> [Exercise instructions]
Single out the lines of the material that contain "nighttime" and copy them.

(Stored data)
──────────────────────────────

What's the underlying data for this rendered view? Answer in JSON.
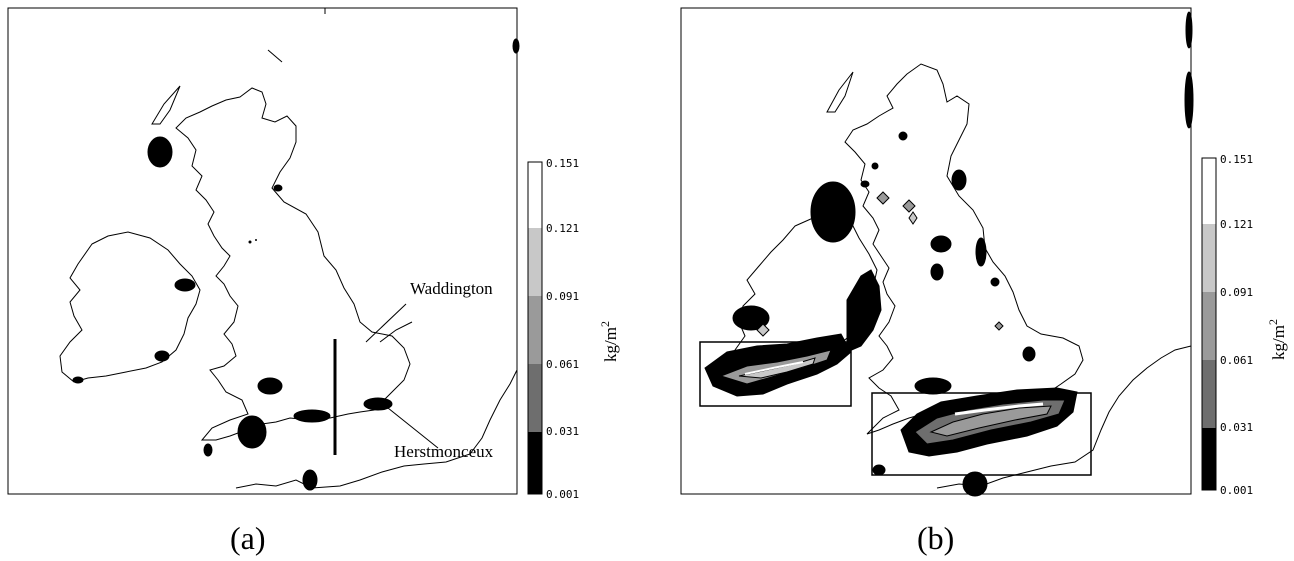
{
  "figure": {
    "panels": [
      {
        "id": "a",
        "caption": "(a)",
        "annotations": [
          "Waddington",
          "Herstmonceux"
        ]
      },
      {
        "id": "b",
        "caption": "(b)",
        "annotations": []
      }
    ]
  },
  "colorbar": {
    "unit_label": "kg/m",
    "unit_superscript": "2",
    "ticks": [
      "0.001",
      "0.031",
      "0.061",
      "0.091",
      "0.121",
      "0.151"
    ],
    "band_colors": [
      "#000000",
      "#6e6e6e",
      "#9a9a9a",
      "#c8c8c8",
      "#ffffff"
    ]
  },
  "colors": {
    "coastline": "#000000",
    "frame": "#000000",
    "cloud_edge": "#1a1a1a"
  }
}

──────────────────────────────

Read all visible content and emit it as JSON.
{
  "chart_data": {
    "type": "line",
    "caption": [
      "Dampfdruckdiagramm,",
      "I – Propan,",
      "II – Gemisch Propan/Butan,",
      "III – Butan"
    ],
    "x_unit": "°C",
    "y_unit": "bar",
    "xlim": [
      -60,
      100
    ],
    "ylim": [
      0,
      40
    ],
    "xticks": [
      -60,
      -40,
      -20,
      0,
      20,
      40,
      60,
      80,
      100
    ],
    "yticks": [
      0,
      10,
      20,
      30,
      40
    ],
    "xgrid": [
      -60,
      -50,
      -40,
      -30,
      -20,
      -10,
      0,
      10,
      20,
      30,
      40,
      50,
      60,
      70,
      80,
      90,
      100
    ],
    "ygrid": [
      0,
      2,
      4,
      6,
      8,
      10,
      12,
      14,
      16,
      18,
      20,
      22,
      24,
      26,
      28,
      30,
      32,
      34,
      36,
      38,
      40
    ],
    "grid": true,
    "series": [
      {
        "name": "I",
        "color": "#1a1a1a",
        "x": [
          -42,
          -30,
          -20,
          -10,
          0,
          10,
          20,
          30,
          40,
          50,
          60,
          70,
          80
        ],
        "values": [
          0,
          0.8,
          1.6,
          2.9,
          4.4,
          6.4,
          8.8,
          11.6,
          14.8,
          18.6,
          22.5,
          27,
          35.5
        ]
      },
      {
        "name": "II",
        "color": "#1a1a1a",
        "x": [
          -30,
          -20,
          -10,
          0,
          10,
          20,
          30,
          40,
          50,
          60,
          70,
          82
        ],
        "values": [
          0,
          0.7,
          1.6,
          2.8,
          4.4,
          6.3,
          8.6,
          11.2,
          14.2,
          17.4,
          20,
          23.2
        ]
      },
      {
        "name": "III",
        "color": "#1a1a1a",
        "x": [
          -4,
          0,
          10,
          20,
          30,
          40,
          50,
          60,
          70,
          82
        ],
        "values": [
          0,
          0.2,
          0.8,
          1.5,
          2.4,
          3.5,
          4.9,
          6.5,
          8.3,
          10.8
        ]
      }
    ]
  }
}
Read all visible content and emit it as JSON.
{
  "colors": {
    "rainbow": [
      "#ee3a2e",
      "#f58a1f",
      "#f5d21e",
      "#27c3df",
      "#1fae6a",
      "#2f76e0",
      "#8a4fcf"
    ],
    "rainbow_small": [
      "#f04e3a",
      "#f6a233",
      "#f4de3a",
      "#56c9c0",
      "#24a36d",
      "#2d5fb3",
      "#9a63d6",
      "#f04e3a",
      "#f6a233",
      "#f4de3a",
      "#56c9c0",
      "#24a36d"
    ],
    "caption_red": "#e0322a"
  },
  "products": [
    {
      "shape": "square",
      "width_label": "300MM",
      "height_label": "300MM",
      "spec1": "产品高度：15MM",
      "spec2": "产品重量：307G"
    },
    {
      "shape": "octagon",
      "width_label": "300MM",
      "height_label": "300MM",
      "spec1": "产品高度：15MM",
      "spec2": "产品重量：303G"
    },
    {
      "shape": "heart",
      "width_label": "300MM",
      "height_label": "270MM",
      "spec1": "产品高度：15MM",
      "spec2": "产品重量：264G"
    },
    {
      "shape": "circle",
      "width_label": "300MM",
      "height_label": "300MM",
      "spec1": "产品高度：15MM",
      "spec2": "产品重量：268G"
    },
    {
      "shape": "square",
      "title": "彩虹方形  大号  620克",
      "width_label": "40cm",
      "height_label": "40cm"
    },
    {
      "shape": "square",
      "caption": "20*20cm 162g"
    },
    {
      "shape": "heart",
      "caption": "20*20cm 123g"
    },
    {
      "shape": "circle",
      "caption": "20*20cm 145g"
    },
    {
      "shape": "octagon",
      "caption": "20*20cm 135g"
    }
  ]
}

──────────────────────────────

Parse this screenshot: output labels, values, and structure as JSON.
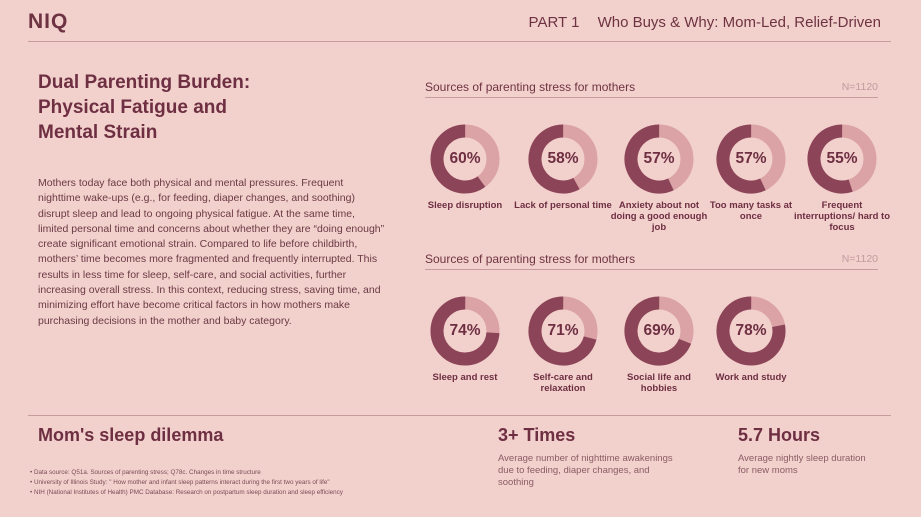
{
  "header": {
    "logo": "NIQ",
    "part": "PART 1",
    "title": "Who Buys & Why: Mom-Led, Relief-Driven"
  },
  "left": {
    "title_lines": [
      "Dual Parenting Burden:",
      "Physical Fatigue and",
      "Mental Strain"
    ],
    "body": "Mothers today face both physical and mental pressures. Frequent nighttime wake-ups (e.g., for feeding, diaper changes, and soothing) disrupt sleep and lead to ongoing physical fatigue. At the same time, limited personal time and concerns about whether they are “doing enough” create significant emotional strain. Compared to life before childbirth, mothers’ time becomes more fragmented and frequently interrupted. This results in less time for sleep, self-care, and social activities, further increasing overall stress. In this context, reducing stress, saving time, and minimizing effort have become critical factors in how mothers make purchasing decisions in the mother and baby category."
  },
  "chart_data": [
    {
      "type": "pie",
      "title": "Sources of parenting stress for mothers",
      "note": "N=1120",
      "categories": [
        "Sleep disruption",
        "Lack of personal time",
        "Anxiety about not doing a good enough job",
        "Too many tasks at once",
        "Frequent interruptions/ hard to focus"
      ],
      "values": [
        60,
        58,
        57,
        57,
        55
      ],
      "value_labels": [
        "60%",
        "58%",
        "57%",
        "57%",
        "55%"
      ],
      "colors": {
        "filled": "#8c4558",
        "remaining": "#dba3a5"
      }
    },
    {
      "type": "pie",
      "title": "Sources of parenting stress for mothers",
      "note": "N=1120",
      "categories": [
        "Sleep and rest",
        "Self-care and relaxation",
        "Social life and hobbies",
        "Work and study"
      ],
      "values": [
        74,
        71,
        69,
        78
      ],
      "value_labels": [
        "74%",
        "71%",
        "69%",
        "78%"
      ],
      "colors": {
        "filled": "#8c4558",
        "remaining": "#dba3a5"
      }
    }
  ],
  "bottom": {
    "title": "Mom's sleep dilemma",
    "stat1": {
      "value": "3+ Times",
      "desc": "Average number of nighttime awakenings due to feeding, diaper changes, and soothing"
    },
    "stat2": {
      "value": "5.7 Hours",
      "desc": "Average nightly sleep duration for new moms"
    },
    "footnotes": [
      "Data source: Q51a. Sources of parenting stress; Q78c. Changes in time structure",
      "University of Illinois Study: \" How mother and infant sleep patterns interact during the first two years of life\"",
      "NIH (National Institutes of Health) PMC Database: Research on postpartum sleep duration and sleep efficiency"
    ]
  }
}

──────────────────────────────

> [Correct answer]
    "body": "Mothers today face both physical and mental pressures. Frequent nighttime wake-ups (e.g., for feeding, diaper changes, and soothing) disrupt sleep and lead to ongoing physical fatigue. At the same time, limited personal time and concerns about whether they are “doing enough” create significant emotional strain. Compared to life before childbirth, mothers’ time becomes more fragmented and frequently interrupted. This results in less time for sleep, self-care, and social activities, further increasing overall stress. In this context, reducing stress, saving time, and minimizing effort have become critical factors in how mothers make purchasing decisions in the mother and baby category."
      "desc": "Average number of nighttime awakenings due to feeding, diaper changes, and soothing"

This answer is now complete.